GIVEN ENTRIES:

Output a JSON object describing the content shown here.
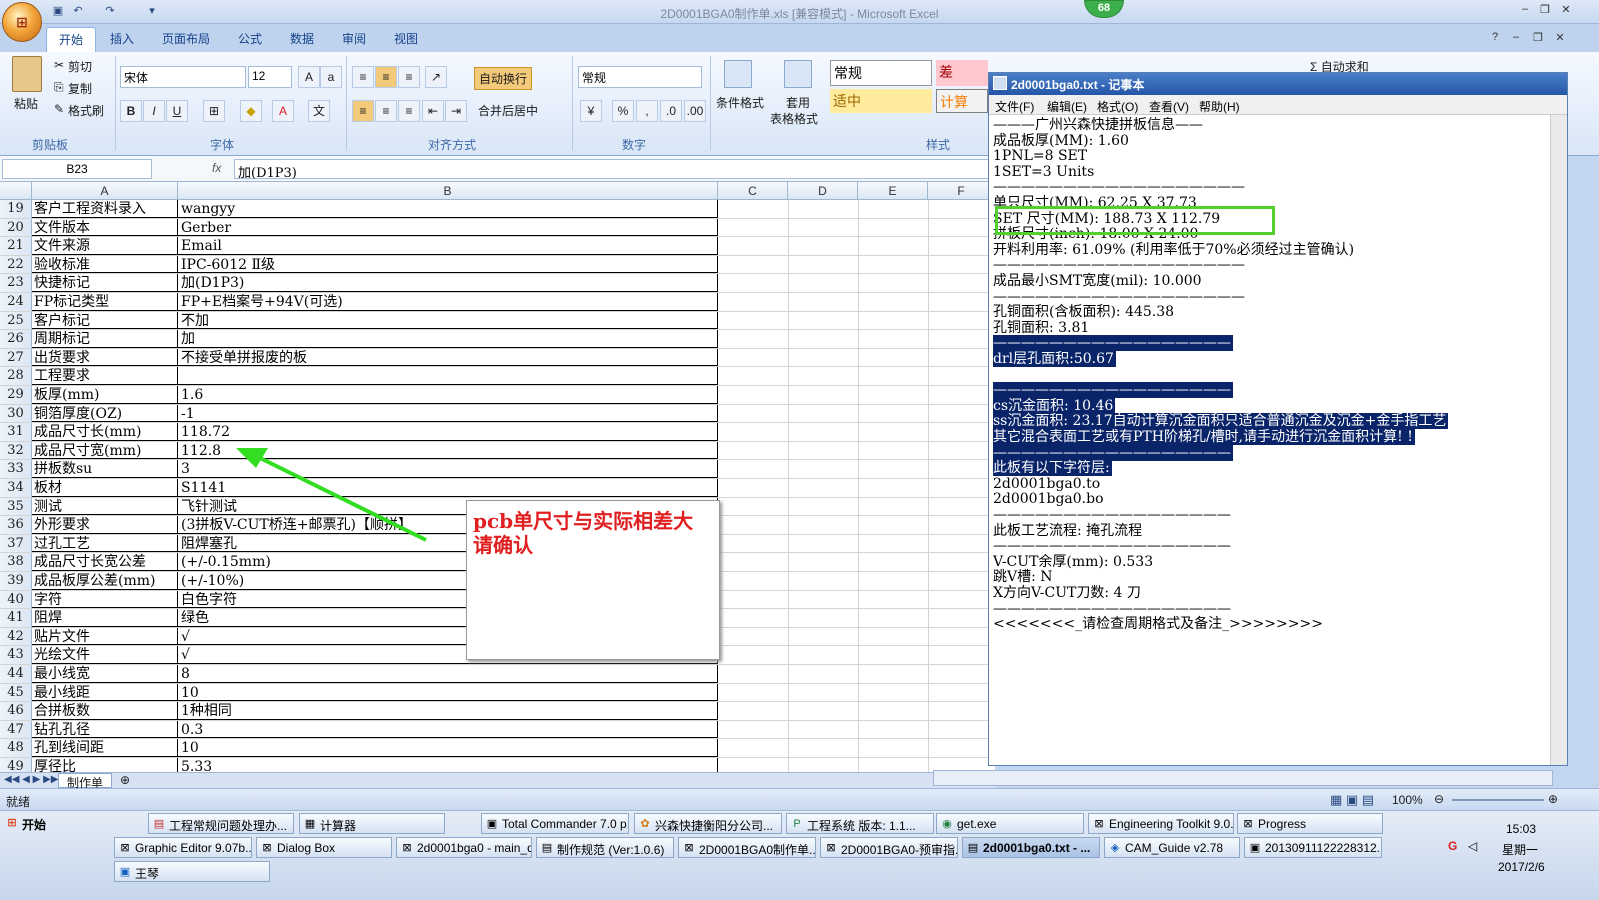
{
  "window": {
    "title": "2D0001BGA0制作单.xls  [兼容模式] - Microsoft Excel",
    "badge": "68"
  },
  "ribbon": {
    "tabs": [
      "开始",
      "插入",
      "页面布局",
      "公式",
      "数据",
      "审阅",
      "视图"
    ],
    "clipboard": {
      "paste": "粘贴",
      "cut": "剪切",
      "copy": "复制",
      "format_painter": "格式刷",
      "label": "剪贴板"
    },
    "font": {
      "name": "宋体",
      "size": "12",
      "label": "字体"
    },
    "alignment": {
      "wrap": "自动换行",
      "merge": "合并后居中",
      "label": "对齐方式"
    },
    "number": {
      "format": "常规",
      "label": "数字"
    },
    "styles": {
      "conditional": "条件格式",
      "apply_table": "套用",
      "table_format": "表格格式",
      "normal": "常规",
      "bad": "差",
      "neutral": "适中",
      "calc": "计算",
      "label": "样式"
    },
    "editing": {
      "autosum": "自动求和"
    }
  },
  "formula_bar": {
    "cell_ref": "B23",
    "formula": "加(D1P3)",
    "fx": "fx"
  },
  "columns": [
    "A",
    "B",
    "C",
    "D",
    "E",
    "F"
  ],
  "rows": [
    {
      "n": "19",
      "a": "客户工程资料录入",
      "b": "wangyy"
    },
    {
      "n": "20",
      "a": "文件版本",
      "b": "Gerber"
    },
    {
      "n": "21",
      "a": "文件来源",
      "b": "Email"
    },
    {
      "n": "22",
      "a": "验收标准",
      "b": "IPC-6012 Ⅱ级"
    },
    {
      "n": "23",
      "a": "快捷标记",
      "b": "加(D1P3)"
    },
    {
      "n": "24",
      "a": "FP标记类型",
      "b": "FP+E档案号+94V(可选)"
    },
    {
      "n": "25",
      "a": "客户标记",
      "b": "不加"
    },
    {
      "n": "26",
      "a": "周期标记",
      "b": "加"
    },
    {
      "n": "27",
      "a": "出货要求",
      "b": "不接受单拼报废的板"
    },
    {
      "n": "28",
      "a": "工程要求",
      "b": ""
    },
    {
      "n": "29",
      "a": "板厚(mm)",
      "b": "1.6"
    },
    {
      "n": "30",
      "a": "铜箔厚度(OZ)",
      "b": "-1"
    },
    {
      "n": "31",
      "a": "成品尺寸长(mm)",
      "b": "118.72"
    },
    {
      "n": "32",
      "a": "成品尺寸宽(mm)",
      "b": "112.8"
    },
    {
      "n": "33",
      "a": "拼板数su",
      "b": "3"
    },
    {
      "n": "34",
      "a": "板材",
      "b": "S1141"
    },
    {
      "n": "35",
      "a": "测试",
      "b": "飞针测试"
    },
    {
      "n": "36",
      "a": "外形要求",
      "b": "(3拼板V-CUT桥连+邮票孔)【顺拼】"
    },
    {
      "n": "37",
      "a": "过孔工艺",
      "b": "阻焊塞孔"
    },
    {
      "n": "38",
      "a": "成品尺寸长宽公差",
      "b": "(+/-0.15mm)"
    },
    {
      "n": "39",
      "a": "成品板厚公差(mm)",
      "b": "(+/-10%)"
    },
    {
      "n": "40",
      "a": "字符",
      "b": "白色字符"
    },
    {
      "n": "41",
      "a": "阻焊",
      "b": "绿色"
    },
    {
      "n": "42",
      "a": "贴片文件",
      "b": "√"
    },
    {
      "n": "43",
      "a": "光绘文件",
      "b": "√"
    },
    {
      "n": "44",
      "a": "最小线宽",
      "b": "8"
    },
    {
      "n": "45",
      "a": "最小线距",
      "b": "10"
    },
    {
      "n": "46",
      "a": "合拼板数",
      "b": "1种相同"
    },
    {
      "n": "47",
      "a": "钻孔孔径",
      "b": "0.3"
    },
    {
      "n": "48",
      "a": "孔到线间距",
      "b": "10"
    },
    {
      "n": "49",
      "a": "厚径比",
      "b": "5.33"
    }
  ],
  "sheet_tab": "制作单",
  "status": {
    "ready": "就绪",
    "zoom": "100%"
  },
  "callout": "pcb单尺寸与实际相差大 请确认",
  "notepad": {
    "title": "2d0001bga0.txt - 记事本",
    "menu": [
      "文件(F)",
      "编辑(E)",
      "格式(O)",
      "查看(V)",
      "帮助(H)"
    ],
    "lines": [
      {
        "t": "———广州兴森快捷拼板信息——",
        "sel": false
      },
      {
        "t": "成品板厚(MM): 1.60",
        "sel": false
      },
      {
        "t": "1PNL=8 SET",
        "sel": false
      },
      {
        "t": "1SET=3 Units",
        "sel": false
      },
      {
        "t": "——————————————————",
        "sel": false
      },
      {
        "t": "单只尺寸(MM): 62.25 X 37.73",
        "sel": false
      },
      {
        "t": "SET 尺寸(MM): 188.73 X 112.79",
        "sel": false
      },
      {
        "t": "拼板尺寸(inch): 18.00 X 24.00",
        "sel": false
      },
      {
        "t": "开料利用率: 61.09% (利用率低于70%必须经过主管确认)",
        "sel": false
      },
      {
        "t": "——————————————————",
        "sel": false
      },
      {
        "t": "成品最小SMT宽度(mil): 10.000",
        "sel": false
      },
      {
        "t": "——————————————————",
        "sel": false
      },
      {
        "t": "孔铜面积(含板面积): 445.38",
        "sel": false
      },
      {
        "t": "孔铜面积: 3.81",
        "sel": false
      },
      {
        "t": "—————————————————",
        "sel": true
      },
      {
        "t": "drl层孔面积:50.67",
        "sel": true
      },
      {
        "t": "",
        "sel": false
      },
      {
        "t": "—————————————————",
        "sel": true
      },
      {
        "t": "cs沉金面积: 10.46",
        "sel": true
      },
      {
        "t": "ss沉金面积: 23.17自动计算沉金面积只适合普通沉金及沉金+金手指工艺",
        "sel": true
      },
      {
        "t": "其它混合表面工艺或有PTH阶梯孔/槽时,请手动进行沉金面积计算! !",
        "sel": true
      },
      {
        "t": "—————————————————",
        "sel": true
      },
      {
        "t": "此板有以下字符层:",
        "sel": true
      },
      {
        "t": "2d0001bga0.to",
        "sel": false
      },
      {
        "t": "2d0001bga0.bo",
        "sel": false
      },
      {
        "t": "—————————————————",
        "sel": false
      },
      {
        "t": "此板工艺流程: 掩孔流程",
        "sel": false
      },
      {
        "t": "—————————————————",
        "sel": false
      },
      {
        "t": "V-CUT余厚(mm): 0.533",
        "sel": false
      },
      {
        "t": "跳V槽: N",
        "sel": false
      },
      {
        "t": "X方向V-CUT刀数: 4 刀",
        "sel": false
      },
      {
        "t": "—————————————————",
        "sel": false
      },
      {
        "t": "<<<<<<<_请检查周期格式及备注_>>>>>>>>",
        "sel": false
      }
    ]
  },
  "taskbar": {
    "start": "开始",
    "row1": [
      "工程常规问题处理办...",
      "计算器",
      "Total Commander 7.0 p...",
      "兴森快捷衡阳分公司...",
      "工程系统  版本: 1.1...",
      "get.exe",
      "Engineering Toolkit 9.0...",
      "Progress"
    ],
    "row2": [
      "Graphic Editor 9.07b...",
      "Dialog Box",
      "2d0001bga0 - main_qa",
      "制作规范 (Ver:1.0.6)",
      "2D0001BGA0制作单...",
      "2D0001BGA0-预审指...",
      "2d0001bga0.txt - ...",
      "CAM_Guide v2.78",
      "20130911122228312..."
    ],
    "row3": [
      "王琴"
    ],
    "time": "15:03",
    "weekday": "星期一",
    "date": "2017/2/6"
  },
  "colors": {
    "highlight_box": "#52d12e",
    "callout_text": "#e02020",
    "arrow": "#33dd22",
    "selection": "#0a246a"
  }
}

GOAL:
Your copy should match the entries exactly, minus the pictures.

TASK SOLUTION:
Output a JSON object describing the content shown here.
{
  "window": {
    "title": "2D0001BGA0制作单.xls  [兼容模式] - Microsoft Excel",
    "badge": "68"
  },
  "ribbon": {
    "tabs": [
      "开始",
      "插入",
      "页面布局",
      "公式",
      "数据",
      "审阅",
      "视图"
    ],
    "clipboard": {
      "paste": "粘贴",
      "cut": "剪切",
      "copy": "复制",
      "format_painter": "格式刷",
      "label": "剪贴板"
    },
    "font": {
      "name": "宋体",
      "size": "12",
      "label": "字体"
    },
    "alignment": {
      "wrap": "自动换行",
      "merge": "合并后居中",
      "label": "对齐方式"
    },
    "number": {
      "format": "常规",
      "label": "数字"
    },
    "styles": {
      "conditional": "条件格式",
      "apply_table": "套用",
      "table_format": "表格格式",
      "normal": "常规",
      "bad": "差",
      "neutral": "适中",
      "calc": "计算",
      "label": "样式"
    },
    "editing": {
      "autosum": "自动求和"
    }
  },
  "formula_bar": {
    "cell_ref": "B23",
    "formula": "加(D1P3)",
    "fx": "fx"
  },
  "columns": [
    "A",
    "B",
    "C",
    "D",
    "E",
    "F"
  ],
  "rows": [
    {
      "n": "19",
      "a": "客户工程资料录入",
      "b": "wangyy"
    },
    {
      "n": "20",
      "a": "文件版本",
      "b": "Gerber"
    },
    {
      "n": "21",
      "a": "文件来源",
      "b": "Email"
    },
    {
      "n": "22",
      "a": "验收标准",
      "b": "IPC-6012 Ⅱ级"
    },
    {
      "n": "23",
      "a": "快捷标记",
      "b": "加(D1P3)"
    },
    {
      "n": "24",
      "a": "FP标记类型",
      "b": "FP+E档案号+94V(可选)"
    },
    {
      "n": "25",
      "a": "客户标记",
      "b": "不加"
    },
    {
      "n": "26",
      "a": "周期标记",
      "b": "加"
    },
    {
      "n": "27",
      "a": "出货要求",
      "b": "不接受单拼报废的板"
    },
    {
      "n": "28",
      "a": "工程要求",
      "b": ""
    },
    {
      "n": "29",
      "a": "板厚(mm)",
      "b": "1.6"
    },
    {
      "n": "30",
      "a": "铜箔厚度(OZ)",
      "b": "-1"
    },
    {
      "n": "31",
      "a": "成品尺寸长(mm)",
      "b": "118.72"
    },
    {
      "n": "32",
      "a": "成品尺寸宽(mm)",
      "b": "112.8"
    },
    {
      "n": "33",
      "a": "拼板数su",
      "b": "3"
    },
    {
      "n": "34",
      "a": "板材",
      "b": "S1141"
    },
    {
      "n": "35",
      "a": "测试",
      "b": "飞针测试"
    },
    {
      "n": "36",
      "a": "外形要求",
      "b": "(3拼板V-CUT桥连+邮票孔)【顺拼】"
    },
    {
      "n": "37",
      "a": "过孔工艺",
      "b": "阻焊塞孔"
    },
    {
      "n": "38",
      "a": "成品尺寸长宽公差",
      "b": "(+/-0.15mm)"
    },
    {
      "n": "39",
      "a": "成品板厚公差(mm)",
      "b": "(+/-10%)"
    },
    {
      "n": "40",
      "a": "字符",
      "b": "白色字符"
    },
    {
      "n": "41",
      "a": "阻焊",
      "b": "绿色"
    },
    {
      "n": "42",
      "a": "贴片文件",
      "b": "√"
    },
    {
      "n": "43",
      "a": "光绘文件",
      "b": "√"
    },
    {
      "n": "44",
      "a": "最小线宽",
      "b": "8"
    },
    {
      "n": "45",
      "a": "最小线距",
      "b": "10"
    },
    {
      "n": "46",
      "a": "合拼板数",
      "b": "1种相同"
    },
    {
      "n": "47",
      "a": "钻孔孔径",
      "b": "0.3"
    },
    {
      "n": "48",
      "a": "孔到线间距",
      "b": "10"
    },
    {
      "n": "49",
      "a": "厚径比",
      "b": "5.33"
    }
  ],
  "sheet_tab": "制作单",
  "status": {
    "ready": "就绪",
    "zoom": "100%"
  },
  "callout": "pcb单尺寸与实际相差大 请确认",
  "notepad": {
    "title": "2d0001bga0.txt - 记事本",
    "menu": [
      "文件(F)",
      "编辑(E)",
      "格式(O)",
      "查看(V)",
      "帮助(H)"
    ],
    "lines": [
      {
        "t": "———广州兴森快捷拼板信息——",
        "sel": false
      },
      {
        "t": "成品板厚(MM): 1.60",
        "sel": false
      },
      {
        "t": "1PNL=8 SET",
        "sel": false
      },
      {
        "t": "1SET=3 Units",
        "sel": false
      },
      {
        "t": "——————————————————",
        "sel": false
      },
      {
        "t": "单只尺寸(MM): 62.25 X 37.73",
        "sel": false
      },
      {
        "t": "SET 尺寸(MM): 188.73 X 112.79",
        "sel": false
      },
      {
        "t": "拼板尺寸(inch): 18.00 X 24.00",
        "sel": false
      },
      {
        "t": "开料利用率: 61.09% (利用率低于70%必须经过主管确认)",
        "sel": false
      },
      {
        "t": "——————————————————",
        "sel": false
      },
      {
        "t": "成品最小SMT宽度(mil): 10.000",
        "sel": false
      },
      {
        "t": "——————————————————",
        "sel": false
      },
      {
        "t": "孔铜面积(含板面积): 445.38",
        "sel": false
      },
      {
        "t": "孔铜面积: 3.81",
        "sel": false
      },
      {
        "t": "—————————————————",
        "sel": true
      },
      {
        "t": "drl层孔面积:50.67",
        "sel": true
      },
      {
        "t": "",
        "sel": false
      },
      {
        "t": "—————————————————",
        "sel": true
      },
      {
        "t": "cs沉金面积: 10.46",
        "sel": true
      },
      {
        "t": "ss沉金面积: 23.17自动计算沉金面积只适合普通沉金及沉金+金手指工艺",
        "sel": true
      },
      {
        "t": "其它混合表面工艺或有PTH阶梯孔/槽时,请手动进行沉金面积计算! !",
        "sel": true
      },
      {
        "t": "—————————————————",
        "sel": true
      },
      {
        "t": "此板有以下字符层:",
        "sel": true
      },
      {
        "t": "2d0001bga0.to",
        "sel": false
      },
      {
        "t": "2d0001bga0.bo",
        "sel": false
      },
      {
        "t": "—————————————————",
        "sel": false
      },
      {
        "t": "此板工艺流程: 掩孔流程",
        "sel": false
      },
      {
        "t": "—————————————————",
        "sel": false
      },
      {
        "t": "V-CUT余厚(mm): 0.533",
        "sel": false
      },
      {
        "t": "跳V槽: N",
        "sel": false
      },
      {
        "t": "X方向V-CUT刀数: 4 刀",
        "sel": false
      },
      {
        "t": "—————————————————",
        "sel": false
      },
      {
        "t": "<<<<<<<_请检查周期格式及备注_>>>>>>>>",
        "sel": false
      }
    ]
  },
  "taskbar": {
    "start": "开始",
    "row1": [
      "工程常规问题处理办...",
      "计算器",
      "Total Commander 7.0 p...",
      "兴森快捷衡阳分公司...",
      "工程系统  版本: 1.1...",
      "get.exe",
      "Engineering Toolkit 9.0...",
      "Progress"
    ],
    "row2": [
      "Graphic Editor 9.07b...",
      "Dialog Box",
      "2d0001bga0 - main_qa",
      "制作规范 (Ver:1.0.6)",
      "2D0001BGA0制作单...",
      "2D0001BGA0-预审指...",
      "2d0001bga0.txt - ...",
      "CAM_Guide v2.78",
      "20130911122228312..."
    ],
    "row3": [
      "王琴"
    ],
    "time": "15:03",
    "weekday": "星期一",
    "date": "2017/2/6"
  },
  "colors": {
    "highlight_box": "#52d12e",
    "callout_text": "#e02020",
    "arrow": "#33dd22",
    "selection": "#0a246a"
  }
}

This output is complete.